→ Required actions
**A.** In the Care Coordinator job posting, change "Salary offers" to "Compensation offers" and write out the passage starting at "Salary offers will" and ending at "hours / week)".
**B.** Carry the Care Coordinator job posting forward from its final line.

→ Exercise text

==================================================

Options for Community Living, Inc. is looking for a Care Coordinator to join our team! An ideal candidate should meet the following requirements :

  • Bachelor's degree in healthcare or human services and at least two years of qualifying experience.
  • A master's degree in healthcare or human services may be substituted for one year of experience.
  • Bilingual preferred (English / Spanish speaking)
  • Valid driver's license, safe driving record, valid auto insurance and access to a vehicle is required
  • QUALIFYING EXPERIENCE : verifiable full or part-time case management or case work with persons with HIV, AIDS, mental illness, homelessness, chemical dependence, chronic illnesses, or other populations of persons in need.
  • Our Company Benefits include :

  • Medical, Dental and Vision Insurance
  • Generous PTO : 5 Wellness Days, 10-22 Vacation Days, 8 Sick Days, 11 Paid Holidays - yearly
  • 403(b) retirement plan with an employer match
  • Employee Assistance Program
  • Tuition Assistance
  • Wellness Initiatives
  • Paid Training & On-the-Job Training
  • Promotional Opportunities
  • Mileage reimbursement
  • Life Insurance
  • Flexible Spending Account
  • Salary Range :

    44,850 / year ($23.00 / hour) - $58,500 / year ($30.00 / hour)

    Salary offers will be commensurate with experience and other qualifications.

    Schedule :

    Monday - Friday : 8 : 00 AM - 4 : 00 PM; 8 : 30 AM - 4 : 30 PM or 9 : 00 AM - 5 : 00 PM (37.5 hours / week)

==================================================

→ Extracted records
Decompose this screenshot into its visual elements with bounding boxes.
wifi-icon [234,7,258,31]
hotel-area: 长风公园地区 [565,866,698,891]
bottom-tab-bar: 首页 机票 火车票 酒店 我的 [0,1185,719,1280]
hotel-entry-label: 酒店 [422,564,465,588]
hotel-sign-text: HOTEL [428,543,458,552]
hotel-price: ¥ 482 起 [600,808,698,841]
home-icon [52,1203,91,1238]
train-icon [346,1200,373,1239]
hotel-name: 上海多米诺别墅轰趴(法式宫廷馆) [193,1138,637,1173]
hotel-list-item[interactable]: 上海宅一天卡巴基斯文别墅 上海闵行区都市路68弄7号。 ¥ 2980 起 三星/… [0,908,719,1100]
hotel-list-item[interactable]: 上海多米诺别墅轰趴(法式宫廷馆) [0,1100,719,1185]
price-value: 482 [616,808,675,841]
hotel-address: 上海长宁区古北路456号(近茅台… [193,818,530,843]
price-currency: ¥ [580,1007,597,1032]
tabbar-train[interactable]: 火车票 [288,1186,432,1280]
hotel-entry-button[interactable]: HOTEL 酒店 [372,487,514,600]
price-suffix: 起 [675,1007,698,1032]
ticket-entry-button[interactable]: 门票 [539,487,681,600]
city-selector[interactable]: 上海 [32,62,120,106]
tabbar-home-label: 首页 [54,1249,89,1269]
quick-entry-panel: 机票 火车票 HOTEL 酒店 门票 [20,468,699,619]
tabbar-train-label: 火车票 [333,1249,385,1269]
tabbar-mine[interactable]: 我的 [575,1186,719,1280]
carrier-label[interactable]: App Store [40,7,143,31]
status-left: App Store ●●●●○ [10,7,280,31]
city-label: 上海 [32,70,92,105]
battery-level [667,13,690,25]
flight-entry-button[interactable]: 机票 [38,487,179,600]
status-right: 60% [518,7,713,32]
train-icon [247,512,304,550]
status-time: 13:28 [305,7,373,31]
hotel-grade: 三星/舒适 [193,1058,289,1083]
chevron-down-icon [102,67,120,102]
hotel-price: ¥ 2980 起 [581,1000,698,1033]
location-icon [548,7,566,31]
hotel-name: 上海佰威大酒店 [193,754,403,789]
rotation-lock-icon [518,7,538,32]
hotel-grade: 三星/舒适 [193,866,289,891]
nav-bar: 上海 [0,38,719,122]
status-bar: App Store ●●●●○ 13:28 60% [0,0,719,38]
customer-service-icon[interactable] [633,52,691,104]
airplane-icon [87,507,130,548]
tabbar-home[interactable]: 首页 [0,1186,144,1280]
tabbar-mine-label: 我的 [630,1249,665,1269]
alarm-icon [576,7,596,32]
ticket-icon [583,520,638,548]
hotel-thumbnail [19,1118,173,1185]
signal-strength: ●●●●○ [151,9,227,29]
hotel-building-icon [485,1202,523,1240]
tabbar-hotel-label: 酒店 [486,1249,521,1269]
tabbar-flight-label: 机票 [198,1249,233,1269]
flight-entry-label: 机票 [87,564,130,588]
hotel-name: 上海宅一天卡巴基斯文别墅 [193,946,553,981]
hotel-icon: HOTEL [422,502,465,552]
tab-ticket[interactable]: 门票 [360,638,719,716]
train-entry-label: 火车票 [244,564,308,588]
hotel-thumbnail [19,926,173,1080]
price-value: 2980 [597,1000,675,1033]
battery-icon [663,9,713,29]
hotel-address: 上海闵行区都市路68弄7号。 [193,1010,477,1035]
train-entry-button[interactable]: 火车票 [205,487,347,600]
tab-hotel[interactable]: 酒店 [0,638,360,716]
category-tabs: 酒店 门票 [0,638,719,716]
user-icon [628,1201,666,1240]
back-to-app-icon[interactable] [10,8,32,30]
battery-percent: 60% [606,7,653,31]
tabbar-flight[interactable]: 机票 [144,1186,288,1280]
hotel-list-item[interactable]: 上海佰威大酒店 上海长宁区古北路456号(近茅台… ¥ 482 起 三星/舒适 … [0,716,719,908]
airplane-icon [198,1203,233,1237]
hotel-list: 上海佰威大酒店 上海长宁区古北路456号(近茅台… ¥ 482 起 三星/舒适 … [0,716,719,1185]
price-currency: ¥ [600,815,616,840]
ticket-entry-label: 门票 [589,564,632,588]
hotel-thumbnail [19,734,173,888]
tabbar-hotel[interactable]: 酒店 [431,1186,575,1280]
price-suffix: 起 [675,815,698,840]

==================================================

→ Exercise results
**A.**
Compensation offers will be commensurate with experience and other qualifications.

    Schedule :

    Monday - Friday : 8 : 00 AM - 4 : 00 PM; 8 : 30 AM - 4 : 30 PM or 9 : 00 AM - 5 : 00 PM (37.5 hours / week)

**B.**
    Location : In-person based out of our Ronkonkoma office, with field visits required within Suffolk and Eastern Nassau County.

    Pay Type : Non-exempt

    Responsibilities :

    The Care Coordinator (CC) is responsible for providing case management for clients' support system within or outside of the Health Home network. The CC coordinates comprehensive medical and behavioral health care to patients with chronic conditions through care coordination and integration that assures access to appropriate services, improves health outcomes, reduces preventable hospitalizations and emergency room visits, promotes use of health information technology and avoids unnecessary care. The CC advocates for clients to obtain the full range of needed services and ensures coordination of such services through the delivery of core services at least monthly. The CC promotes linkage development and monitors the effectiveness of linkages with other service providers through active case conferencing. The CC ensures community outreach and engagement to retain the client in care, promotes client compliance with medical appointments, and encourages client self-sufficiency and empowerment.

  • Conducts initial and ongoing assessments of assigned clients to document strengths, needs, goals, and resources within Health Home timelines.
  • Ensure all client contacts, home visits and back up documentation are completed in a timely manner accordingto program standards.
  • Lead care coordination team activities.
  • Screen clients for Health Home eligibility.
  • Plan and evaluate service plans and monitor objectives in a consistent manner. Write progress notes daily; enter into the electronic medical records management system in a timely manner in accordance with Health Home standards.
  • Perform home visits according to client needs.
  • Educate client and family on health and human service resources, assist in obtaining services, and follow-up on service delivery on a weekly basis.
  • Assist client with completing applications and / or letter writing on a regular basis.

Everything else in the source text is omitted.